*** Provided information ***

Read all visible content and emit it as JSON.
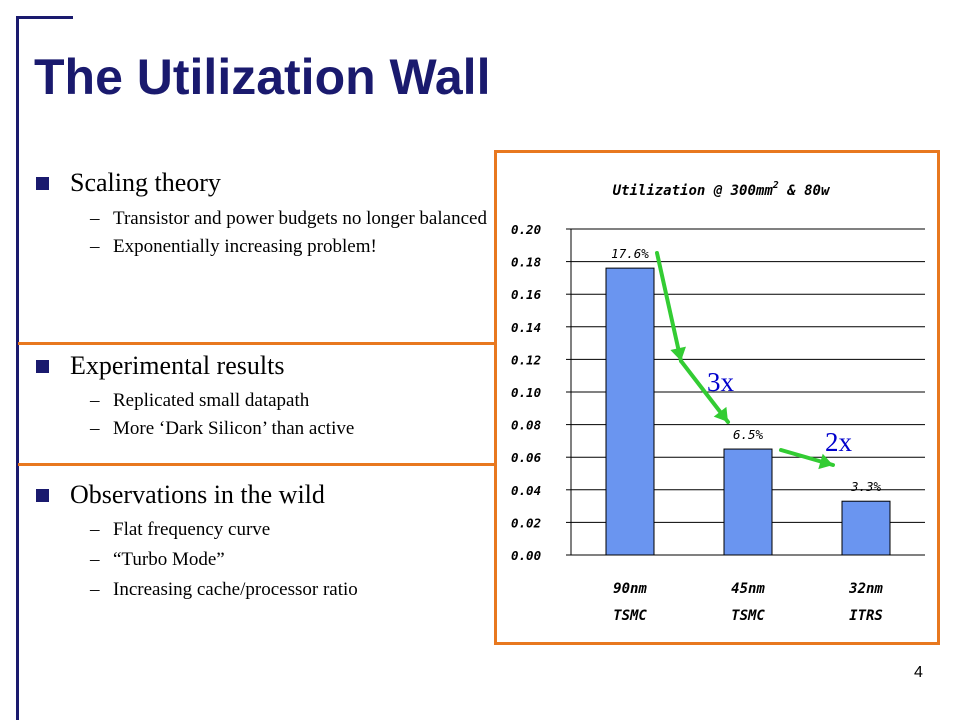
{
  "slide": {
    "title": "The Utilization Wall",
    "page_number": "4",
    "colors": {
      "title": "#1a1a6e",
      "bullet_square": "#1a1a6e",
      "highlight": "#e8781f",
      "arrow": "#33cc33",
      "annotation": "#0000cc",
      "bar": "#6a95f0"
    }
  },
  "sections": [
    {
      "heading": "Scaling theory",
      "items": [
        "Transistor and power budgets no longer balanced",
        "Exponentially increasing problem!"
      ]
    },
    {
      "heading": "Experimental results",
      "items": [
        "Replicated small datapath",
        "More ‘Dark Silicon’ than active"
      ]
    },
    {
      "heading": "Observations in the wild",
      "items": [
        "Flat frequency curve",
        "“Turbo Mode”",
        "Increasing cache/processor ratio"
      ]
    }
  ],
  "chart_data": {
    "type": "bar",
    "title": "Utilization @ 300mm",
    "title_superscript": "2",
    "title_suffix": " & 80w",
    "categories": [
      {
        "line1": "90nm",
        "line2": "TSMC"
      },
      {
        "line1": "45nm",
        "line2": "TSMC"
      },
      {
        "line1": "32nm",
        "line2": "ITRS"
      }
    ],
    "values": [
      0.176,
      0.065,
      0.033
    ],
    "data_labels": [
      "17.6%",
      "6.5%",
      "3.3%"
    ],
    "ylim": [
      0,
      0.2
    ],
    "yticks": [
      "0.00",
      "0.02",
      "0.04",
      "0.06",
      "0.08",
      "0.10",
      "0.12",
      "0.14",
      "0.16",
      "0.18",
      "0.20"
    ],
    "grid": true,
    "annotations": [
      "3x",
      "2x"
    ]
  }
}
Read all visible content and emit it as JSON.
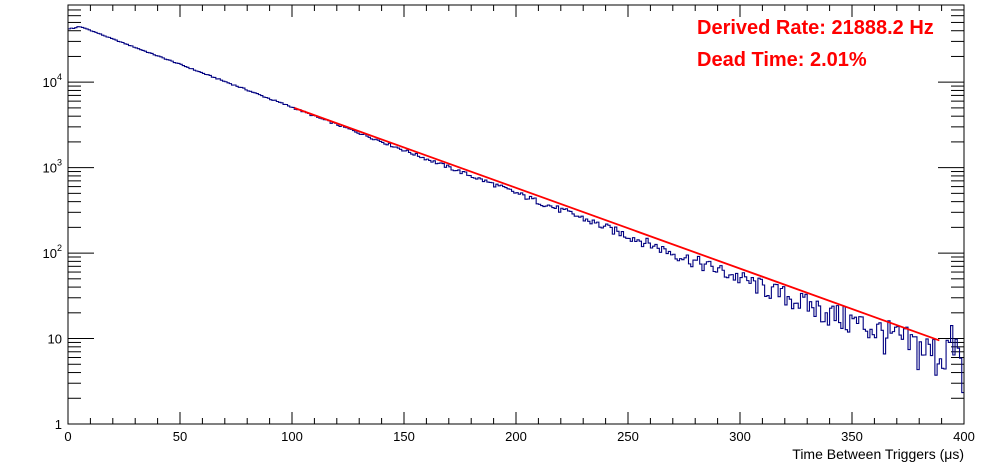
{
  "chart_data": {
    "type": "line",
    "title": "",
    "xlabel": "Time Between Triggers (μs)",
    "ylabel": "",
    "xlim": [
      0,
      400
    ],
    "ylim": [
      1,
      80000
    ],
    "yscale": "log",
    "grid": false,
    "x_ticks": [
      0,
      50,
      100,
      150,
      200,
      250,
      300,
      350,
      400
    ],
    "x_tick_labels": [
      "0",
      "50",
      "100",
      "150",
      "200",
      "250",
      "300",
      "350",
      "400"
    ],
    "y_ticks": [
      1,
      10,
      100,
      1000,
      10000
    ],
    "y_tick_labels": [
      {
        "base": "1",
        "exp": ""
      },
      {
        "base": "10",
        "exp": ""
      },
      {
        "base": "10",
        "exp": "2"
      },
      {
        "base": "10",
        "exp": "3"
      },
      {
        "base": "10",
        "exp": "4"
      }
    ],
    "series": [
      {
        "color": "#000080",
        "style": "histogram",
        "x": [
          0,
          2,
          3,
          4,
          5,
          8,
          10,
          20,
          30,
          40,
          50,
          60,
          70,
          80,
          90,
          100,
          110,
          120,
          130,
          140,
          150,
          160,
          170,
          180,
          190,
          200,
          210,
          220,
          230,
          240,
          250,
          260,
          270,
          280,
          290,
          300,
          310,
          320,
          330,
          340,
          350,
          360,
          370,
          380,
          390,
          395,
          398,
          400
        ],
        "values": [
          42000,
          43000,
          42000,
          45000,
          44500,
          42500,
          40500,
          32000,
          25500,
          20300,
          16200,
          12800,
          10200,
          8100,
          6400,
          5100,
          4000,
          3200,
          2550,
          2020,
          1600,
          1270,
          1010,
          800,
          640,
          505,
          400,
          320,
          255,
          200,
          160,
          127,
          100,
          80,
          64,
          51,
          40,
          32,
          25,
          20,
          16,
          13,
          10,
          8,
          6.4,
          10,
          6,
          2
        ]
      },
      {
        "color": "#ff0000",
        "style": "fit",
        "x": [
          101,
          389
        ],
        "values": [
          5000,
          9.5
        ]
      }
    ],
    "annotations": [
      {
        "text": "Derived Rate: 21888.2 Hz",
        "color": "#ff0000"
      },
      {
        "text": "Dead Time: 2.01%",
        "color": "#ff0000"
      }
    ]
  }
}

***

> [Instruction] Leave out the pictures and copy the rest of the material above exactly.

> [Worked solution]
Read all visible content and emit it as JSON.
{
  "slide": {
    "title": "The Utilization Wall",
    "page_number": "4",
    "colors": {
      "title": "#1a1a6e",
      "bullet_square": "#1a1a6e",
      "highlight": "#e8781f",
      "arrow": "#33cc33",
      "annotation": "#0000cc",
      "bar": "#6a95f0"
    }
  },
  "sections": [
    {
      "heading": "Scaling theory",
      "items": [
        "Transistor and power budgets no longer balanced",
        "Exponentially increasing problem!"
      ]
    },
    {
      "heading": "Experimental results",
      "items": [
        "Replicated small datapath",
        "More ‘Dark Silicon’ than active"
      ]
    },
    {
      "heading": "Observations in the wild",
      "items": [
        "Flat frequency curve",
        "“Turbo Mode”",
        "Increasing cache/processor ratio"
      ]
    }
  ],
  "chart_data": {
    "type": "bar",
    "title": "Utilization @ 300mm",
    "title_superscript": "2",
    "title_suffix": " & 80w",
    "categories": [
      {
        "line1": "90nm",
        "line2": "TSMC"
      },
      {
        "line1": "45nm",
        "line2": "TSMC"
      },
      {
        "line1": "32nm",
        "line2": "ITRS"
      }
    ],
    "values": [
      0.176,
      0.065,
      0.033
    ],
    "data_labels": [
      "17.6%",
      "6.5%",
      "3.3%"
    ],
    "ylim": [
      0,
      0.2
    ],
    "yticks": [
      "0.00",
      "0.02",
      "0.04",
      "0.06",
      "0.08",
      "0.10",
      "0.12",
      "0.14",
      "0.16",
      "0.18",
      "0.20"
    ],
    "grid": true,
    "annotations": [
      "3x",
      "2x"
    ]
  }
}
Read all visible content and emit it as JSON.
{
  "chart_data": {
    "type": "line",
    "title": "",
    "xlabel": "Time Between Triggers (μs)",
    "ylabel": "",
    "xlim": [
      0,
      400
    ],
    "ylim": [
      1,
      80000
    ],
    "yscale": "log",
    "grid": false,
    "x_ticks": [
      0,
      50,
      100,
      150,
      200,
      250,
      300,
      350,
      400
    ],
    "x_tick_labels": [
      "0",
      "50",
      "100",
      "150",
      "200",
      "250",
      "300",
      "350",
      "400"
    ],
    "y_ticks": [
      1,
      10,
      100,
      1000,
      10000
    ],
    "y_tick_labels": [
      {
        "base": "1",
        "exp": ""
      },
      {
        "base": "10",
        "exp": ""
      },
      {
        "base": "10",
        "exp": "2"
      },
      {
        "base": "10",
        "exp": "3"
      },
      {
        "base": "10",
        "exp": "4"
      }
    ],
    "series": [
      {
        "color": "#000080",
        "style": "histogram",
        "x": [
          0,
          2,
          3,
          4,
          5,
          8,
          10,
          20,
          30,
          40,
          50,
          60,
          70,
          80,
          90,
          100,
          110,
          120,
          130,
          140,
          150,
          160,
          170,
          180,
          190,
          200,
          210,
          220,
          230,
          240,
          250,
          260,
          270,
          280,
          290,
          300,
          310,
          320,
          330,
          340,
          350,
          360,
          370,
          380,
          390,
          395,
          398,
          400
        ],
        "values": [
          42000,
          43000,
          42000,
          45000,
          44500,
          42500,
          40500,
          32000,
          25500,
          20300,
          16200,
          12800,
          10200,
          8100,
          6400,
          5100,
          4000,
          3200,
          2550,
          2020,
          1600,
          1270,
          1010,
          800,
          640,
          505,
          400,
          320,
          255,
          200,
          160,
          127,
          100,
          80,
          64,
          51,
          40,
          32,
          25,
          20,
          16,
          13,
          10,
          8,
          6.4,
          10,
          6,
          2
        ]
      },
      {
        "color": "#ff0000",
        "style": "fit",
        "x": [
          101,
          389
        ],
        "values": [
          5000,
          9.5
        ]
      }
    ],
    "annotations": [
      {
        "text": "Derived Rate: 21888.2 Hz",
        "color": "#ff0000"
      },
      {
        "text": "Dead Time: 2.01%",
        "color": "#ff0000"
      }
    ]
  }
}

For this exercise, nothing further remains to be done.